Guest post by Sasho Nikolov: Beating Monte Carlo

If you work long enough in any mathematical science, at some point you will need to estimate an integral that does not have a simple closed form. Maybe your function is really complicated. Maybe it’s really high dimensional. Often you cannot even write it down: it could be a quantity associated with a complex system, that you can only “query” at certain points by running an experiment. But you still need your integral, and then you turn to the trustworthy old Monte Carlo method. (Check this article by Nicholas Metropolis for the history of the method and what it has to do with Stanislaw Ulam’s uncle’s gambling habbit.) My goal in this post is to tell you a little bit about how you can do better than Monte Carlo using discrepancy theory.

The Problem and the Monte Carlo Method

Let us fix some notation and look at the simplest possible setting. We have a function $f$ , that maps the real interval $[0,1]$ to the reals, and we want to know

$\int_0^1{f(x)dx}.$

We will estimate this integral with the average $\frac{1}{n}\sum_{i =1}^n{f(y_i)}$ , where $y:= y_1,y_2, \ldots$ is a sequence of numbers in $[0,1]$ . The error of this estimate is

$\mathrm{err}(f, y, n) := \left|\int_0^1{f(x)dx} - \frac{1}{n}\sum_{i =1}^n{f(y_i)}\right|.$

And here is the main problem I will talk about in this post:

How do we choose a sequence $y$ of points in $[0,1]$ so that the average $\frac{1}{n}\sum_{i = 1}^n{f(y_i)}$ approximates the integral $\int_0^1{f(x)dx}$ as closely as possible?

Intuitively, for larger $n$ the approximation will be better, but what is the best rate we can achieve? Notice that we want a single sequence, so that if we want a more accurate approximation, we just take a few more terms and re-normalize, rather than start everything from scratch. The insight of the Monte Carlo method (surely familiar to every reader of this blog) is to take each $y_i$ to be a fresh random sample from $[0,1]$ . Then for any $n$ , the expectation of $\frac{1}{n}\sum_{i =1}^n{f(y_i)}$ is exactly $\int{f(x)dx}$ (from now on I will skip the limits of my integrals: they will all be from $0$ to $1$ ). The standard deviation is of order

$\frac{1}{\sqrt{n}}\int{f(x)^2dx} = \frac{\|f\|_{L_2}}{\sqrt{n}},$

and standard concentration inequalities tell us that, with high probability, $\mathrm{err}(f, y,n)$ will not be much larger than the latter quantity.
▬▬▬▬▬▬
* Written request *
In the post on beating Monte Carlo, what does the Monte Carlo method take each point y_i to be?
▬▬▬▬▬▬
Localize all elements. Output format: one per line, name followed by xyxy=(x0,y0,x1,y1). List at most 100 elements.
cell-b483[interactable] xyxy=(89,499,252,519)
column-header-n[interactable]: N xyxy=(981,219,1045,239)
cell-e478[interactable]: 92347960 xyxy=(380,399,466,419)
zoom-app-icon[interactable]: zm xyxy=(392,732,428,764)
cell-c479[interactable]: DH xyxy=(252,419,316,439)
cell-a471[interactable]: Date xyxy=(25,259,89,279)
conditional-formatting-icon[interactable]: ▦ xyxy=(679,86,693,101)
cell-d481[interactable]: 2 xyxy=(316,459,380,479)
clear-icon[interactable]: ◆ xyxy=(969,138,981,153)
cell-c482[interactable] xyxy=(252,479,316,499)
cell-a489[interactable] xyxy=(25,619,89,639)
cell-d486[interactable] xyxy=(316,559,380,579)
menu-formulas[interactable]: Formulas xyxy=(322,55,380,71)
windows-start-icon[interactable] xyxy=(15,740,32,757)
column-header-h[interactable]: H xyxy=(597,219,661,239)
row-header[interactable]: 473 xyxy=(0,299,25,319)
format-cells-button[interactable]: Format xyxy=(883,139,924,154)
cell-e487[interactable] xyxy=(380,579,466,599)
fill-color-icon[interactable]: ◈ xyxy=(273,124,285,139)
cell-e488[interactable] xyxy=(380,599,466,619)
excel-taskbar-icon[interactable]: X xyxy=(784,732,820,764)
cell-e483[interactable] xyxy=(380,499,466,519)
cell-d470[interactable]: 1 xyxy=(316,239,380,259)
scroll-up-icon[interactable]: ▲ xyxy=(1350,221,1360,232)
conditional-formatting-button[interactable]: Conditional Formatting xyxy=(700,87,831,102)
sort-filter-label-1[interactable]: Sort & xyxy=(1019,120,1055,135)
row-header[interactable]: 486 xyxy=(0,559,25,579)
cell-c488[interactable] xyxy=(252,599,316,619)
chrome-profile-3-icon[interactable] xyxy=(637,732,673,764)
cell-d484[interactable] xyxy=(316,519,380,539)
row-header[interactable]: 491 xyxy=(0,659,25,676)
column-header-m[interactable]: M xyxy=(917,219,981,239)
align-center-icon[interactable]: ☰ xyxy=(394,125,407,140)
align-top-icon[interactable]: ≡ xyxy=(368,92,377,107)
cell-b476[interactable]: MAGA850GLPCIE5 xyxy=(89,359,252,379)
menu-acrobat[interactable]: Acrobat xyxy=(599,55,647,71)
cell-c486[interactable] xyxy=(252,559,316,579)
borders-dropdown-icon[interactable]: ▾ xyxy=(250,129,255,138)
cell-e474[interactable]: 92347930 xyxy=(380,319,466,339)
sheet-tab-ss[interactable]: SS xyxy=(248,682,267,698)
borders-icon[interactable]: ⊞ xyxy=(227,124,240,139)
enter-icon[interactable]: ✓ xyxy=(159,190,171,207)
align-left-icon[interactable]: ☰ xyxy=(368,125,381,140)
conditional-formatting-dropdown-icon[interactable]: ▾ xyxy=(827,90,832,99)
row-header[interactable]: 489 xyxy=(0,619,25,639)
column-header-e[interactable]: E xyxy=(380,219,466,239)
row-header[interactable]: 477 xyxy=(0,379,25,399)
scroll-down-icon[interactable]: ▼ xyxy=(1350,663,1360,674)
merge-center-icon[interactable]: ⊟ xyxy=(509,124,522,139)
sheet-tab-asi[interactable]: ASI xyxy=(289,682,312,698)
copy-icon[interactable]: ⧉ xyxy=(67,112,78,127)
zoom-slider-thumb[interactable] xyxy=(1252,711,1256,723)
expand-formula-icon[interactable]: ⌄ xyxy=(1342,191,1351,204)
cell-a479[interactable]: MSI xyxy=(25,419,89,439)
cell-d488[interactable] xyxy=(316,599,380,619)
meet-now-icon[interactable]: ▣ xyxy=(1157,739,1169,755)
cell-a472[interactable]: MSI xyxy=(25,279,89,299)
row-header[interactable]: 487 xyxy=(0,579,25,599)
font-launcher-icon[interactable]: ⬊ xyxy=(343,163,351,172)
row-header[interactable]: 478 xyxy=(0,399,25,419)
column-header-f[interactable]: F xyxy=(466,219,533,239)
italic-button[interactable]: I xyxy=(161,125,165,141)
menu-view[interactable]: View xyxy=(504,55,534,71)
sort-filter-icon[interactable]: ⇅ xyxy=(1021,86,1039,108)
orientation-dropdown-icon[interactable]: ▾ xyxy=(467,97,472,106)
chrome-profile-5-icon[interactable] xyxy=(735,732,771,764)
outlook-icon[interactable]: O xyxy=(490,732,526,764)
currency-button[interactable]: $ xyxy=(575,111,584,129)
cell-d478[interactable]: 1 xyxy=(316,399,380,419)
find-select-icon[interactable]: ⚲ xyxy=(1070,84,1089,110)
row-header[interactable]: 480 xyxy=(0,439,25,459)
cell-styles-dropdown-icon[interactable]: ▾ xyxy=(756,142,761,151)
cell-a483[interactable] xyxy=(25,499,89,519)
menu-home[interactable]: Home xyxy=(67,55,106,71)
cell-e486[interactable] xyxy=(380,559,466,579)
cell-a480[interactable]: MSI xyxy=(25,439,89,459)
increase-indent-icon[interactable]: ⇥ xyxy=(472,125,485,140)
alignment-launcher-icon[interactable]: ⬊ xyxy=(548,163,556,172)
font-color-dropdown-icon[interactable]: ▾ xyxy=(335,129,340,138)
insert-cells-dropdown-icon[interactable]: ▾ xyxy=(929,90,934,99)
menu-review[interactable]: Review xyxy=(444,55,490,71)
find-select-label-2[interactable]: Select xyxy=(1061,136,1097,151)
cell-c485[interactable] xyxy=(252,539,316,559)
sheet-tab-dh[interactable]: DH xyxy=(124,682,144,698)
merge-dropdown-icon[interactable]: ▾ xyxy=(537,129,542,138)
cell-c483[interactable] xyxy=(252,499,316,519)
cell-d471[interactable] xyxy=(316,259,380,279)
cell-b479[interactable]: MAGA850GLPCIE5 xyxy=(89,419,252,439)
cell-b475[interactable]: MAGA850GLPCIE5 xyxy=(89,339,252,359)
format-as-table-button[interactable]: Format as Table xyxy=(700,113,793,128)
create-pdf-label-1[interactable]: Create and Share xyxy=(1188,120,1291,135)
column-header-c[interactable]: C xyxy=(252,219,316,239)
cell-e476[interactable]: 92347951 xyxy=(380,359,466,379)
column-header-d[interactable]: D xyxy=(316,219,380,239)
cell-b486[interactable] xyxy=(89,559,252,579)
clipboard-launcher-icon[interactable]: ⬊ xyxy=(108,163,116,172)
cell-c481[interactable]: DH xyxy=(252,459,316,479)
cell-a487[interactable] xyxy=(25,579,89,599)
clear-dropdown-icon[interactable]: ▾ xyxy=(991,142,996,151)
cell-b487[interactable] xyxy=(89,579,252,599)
▬▬▬▬▬▬
* Answer in full *
A fresh random sample from [0,1].